**** Exercise materials

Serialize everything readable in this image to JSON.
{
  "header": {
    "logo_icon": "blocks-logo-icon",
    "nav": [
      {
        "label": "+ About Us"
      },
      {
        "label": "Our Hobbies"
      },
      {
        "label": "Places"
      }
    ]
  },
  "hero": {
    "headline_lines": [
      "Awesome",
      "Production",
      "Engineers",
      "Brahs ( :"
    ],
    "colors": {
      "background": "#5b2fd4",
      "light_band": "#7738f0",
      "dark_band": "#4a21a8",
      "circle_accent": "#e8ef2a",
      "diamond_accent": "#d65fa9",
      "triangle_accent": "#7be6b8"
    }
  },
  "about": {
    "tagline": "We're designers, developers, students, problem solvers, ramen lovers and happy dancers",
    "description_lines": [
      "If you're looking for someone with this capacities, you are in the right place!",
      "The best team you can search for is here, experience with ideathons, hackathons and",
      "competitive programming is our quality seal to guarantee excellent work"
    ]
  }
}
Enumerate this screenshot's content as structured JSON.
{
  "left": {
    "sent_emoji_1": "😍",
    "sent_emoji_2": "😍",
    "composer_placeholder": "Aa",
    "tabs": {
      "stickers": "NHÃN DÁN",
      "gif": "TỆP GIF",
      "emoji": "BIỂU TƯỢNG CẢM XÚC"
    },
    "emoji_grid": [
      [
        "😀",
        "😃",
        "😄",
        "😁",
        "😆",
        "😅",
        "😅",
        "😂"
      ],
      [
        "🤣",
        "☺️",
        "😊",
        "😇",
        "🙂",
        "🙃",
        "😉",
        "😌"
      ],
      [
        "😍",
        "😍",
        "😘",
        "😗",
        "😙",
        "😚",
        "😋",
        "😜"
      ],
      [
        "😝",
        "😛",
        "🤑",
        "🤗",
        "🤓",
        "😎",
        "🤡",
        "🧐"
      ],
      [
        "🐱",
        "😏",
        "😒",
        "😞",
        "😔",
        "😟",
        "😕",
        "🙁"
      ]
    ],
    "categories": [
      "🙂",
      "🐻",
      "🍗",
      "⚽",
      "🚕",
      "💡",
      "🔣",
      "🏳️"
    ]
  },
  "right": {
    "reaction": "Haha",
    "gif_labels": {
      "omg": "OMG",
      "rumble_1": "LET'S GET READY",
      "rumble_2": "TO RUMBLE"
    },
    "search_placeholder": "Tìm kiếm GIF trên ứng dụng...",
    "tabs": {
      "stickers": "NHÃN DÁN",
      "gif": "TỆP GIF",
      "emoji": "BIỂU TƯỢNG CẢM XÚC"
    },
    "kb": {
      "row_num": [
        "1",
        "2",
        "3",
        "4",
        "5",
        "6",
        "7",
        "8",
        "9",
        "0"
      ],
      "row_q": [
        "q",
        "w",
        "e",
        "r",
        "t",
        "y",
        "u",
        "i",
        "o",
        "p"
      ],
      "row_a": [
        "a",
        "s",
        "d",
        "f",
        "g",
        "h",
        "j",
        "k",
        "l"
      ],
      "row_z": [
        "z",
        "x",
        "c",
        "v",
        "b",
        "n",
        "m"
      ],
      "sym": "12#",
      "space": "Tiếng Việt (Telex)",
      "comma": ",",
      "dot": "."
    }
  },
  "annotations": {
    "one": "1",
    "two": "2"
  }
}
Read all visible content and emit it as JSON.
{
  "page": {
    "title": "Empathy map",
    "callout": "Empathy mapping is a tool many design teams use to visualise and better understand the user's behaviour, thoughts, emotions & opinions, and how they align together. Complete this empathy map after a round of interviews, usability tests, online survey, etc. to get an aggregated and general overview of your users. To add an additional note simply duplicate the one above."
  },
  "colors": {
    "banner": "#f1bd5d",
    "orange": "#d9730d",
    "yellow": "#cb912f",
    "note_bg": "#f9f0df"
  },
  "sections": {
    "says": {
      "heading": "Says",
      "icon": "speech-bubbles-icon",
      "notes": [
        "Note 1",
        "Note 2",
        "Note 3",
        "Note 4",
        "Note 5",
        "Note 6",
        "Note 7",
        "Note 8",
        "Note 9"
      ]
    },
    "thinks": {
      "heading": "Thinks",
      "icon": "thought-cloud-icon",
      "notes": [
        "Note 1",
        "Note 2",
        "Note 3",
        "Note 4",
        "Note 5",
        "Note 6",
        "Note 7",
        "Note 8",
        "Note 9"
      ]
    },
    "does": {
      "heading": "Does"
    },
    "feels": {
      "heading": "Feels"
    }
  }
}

********

> [Goal]: Restate each of the entries above verbatim.

> [Result below]:
Serialize everything readable in this image to JSON.
{
  "header": {
    "logo_icon": "blocks-logo-icon",
    "nav": [
      {
        "label": "+ About Us"
      },
      {
        "label": "Our Hobbies"
      },
      {
        "label": "Places"
      }
    ]
  },
  "hero": {
    "headline_lines": [
      "Awesome",
      "Production",
      "Engineers",
      "Brahs ( :"
    ],
    "colors": {
      "background": "#5b2fd4",
      "light_band": "#7738f0",
      "dark_band": "#4a21a8",
      "circle_accent": "#e8ef2a",
      "diamond_accent": "#d65fa9",
      "triangle_accent": "#7be6b8"
    }
  },
  "about": {
    "tagline": "We're designers, developers, students, problem solvers, ramen lovers and happy dancers",
    "description_lines": [
      "If you're looking for someone with this capacities, you are in the right place!",
      "The best team you can search for is here, experience with ideathons, hackathons and",
      "competitive programming is our quality seal to guarantee excellent work"
    ]
  }
}
Enumerate this screenshot's content as structured JSON.
{
  "left": {
    "sent_emoji_1": "😍",
    "sent_emoji_2": "😍",
    "composer_placeholder": "Aa",
    "tabs": {
      "stickers": "NHÃN DÁN",
      "gif": "TỆP GIF",
      "emoji": "BIỂU TƯỢNG CẢM XÚC"
    },
    "emoji_grid": [
      [
        "😀",
        "😃",
        "😄",
        "😁",
        "😆",
        "😅",
        "😅",
        "😂"
      ],
      [
        "🤣",
        "☺️",
        "😊",
        "😇",
        "🙂",
        "🙃",
        "😉",
        "😌"
      ],
      [
        "😍",
        "😍",
        "😘",
        "😗",
        "😙",
        "😚",
        "😋",
        "😜"
      ],
      [
        "😝",
        "😛",
        "🤑",
        "🤗",
        "🤓",
        "😎",
        "🤡",
        "🧐"
      ],
      [
        "🐱",
        "😏",
        "😒",
        "😞",
        "😔",
        "😟",
        "😕",
        "🙁"
      ]
    ],
    "categories": [
      "🙂",
      "🐻",
      "🍗",
      "⚽",
      "🚕",
      "💡",
      "🔣",
      "🏳️"
    ]
  },
  "right": {
    "reaction": "Haha",
    "gif_labels": {
      "omg": "OMG",
      "rumble_1": "LET'S GET READY",
      "rumble_2": "TO RUMBLE"
    },
    "search_placeholder": "Tìm kiếm GIF trên ứng dụng...",
    "tabs": {
      "stickers": "NHÃN DÁN",
      "gif": "TỆP GIF",
      "emoji": "BIỂU TƯỢNG CẢM XÚC"
    },
    "kb": {
      "row_num": [
        "1",
        "2",
        "3",
        "4",
        "5",
        "6",
        "7",
        "8",
        "9",
        "0"
      ],
      "row_q": [
        "q",
        "w",
        "e",
        "r",
        "t",
        "y",
        "u",
        "i",
        "o",
        "p"
      ],
      "row_a": [
        "a",
        "s",
        "d",
        "f",
        "g",
        "h",
        "j",
        "k",
        "l"
      ],
      "row_z": [
        "z",
        "x",
        "c",
        "v",
        "b",
        "n",
        "m"
      ],
      "sym": "12#",
      "space": "Tiếng Việt (Telex)",
      "comma": ",",
      "dot": "."
    }
  },
  "annotations": {
    "one": "1",
    "two": "2"
  }
}
Read all visible content and emit it as JSON.
{
  "page": {
    "title": "Empathy map",
    "callout": "Empathy mapping is a tool many design teams use to visualise and better understand the user's behaviour, thoughts, emotions & opinions, and how they align together. Complete this empathy map after a round of interviews, usability tests, online survey, etc. to get an aggregated and general overview of your users. To add an additional note simply duplicate the one above."
  },
  "colors": {
    "banner": "#f1bd5d",
    "orange": "#d9730d",
    "yellow": "#cb912f",
    "note_bg": "#f9f0df"
  },
  "sections": {
    "says": {
      "heading": "Says",
      "icon": "speech-bubbles-icon",
      "notes": [
        "Note 1",
        "Note 2",
        "Note 3",
        "Note 4",
        "Note 5",
        "Note 6",
        "Note 7",
        "Note 8",
        "Note 9"
      ]
    },
    "thinks": {
      "heading": "Thinks",
      "icon": "thought-cloud-icon",
      "notes": [
        "Note 1",
        "Note 2",
        "Note 3",
        "Note 4",
        "Note 5",
        "Note 6",
        "Note 7",
        "Note 8",
        "Note 9"
      ]
    },
    "does": {
      "heading": "Does"
    },
    "feels": {
      "heading": "Feels"
    }
  }
}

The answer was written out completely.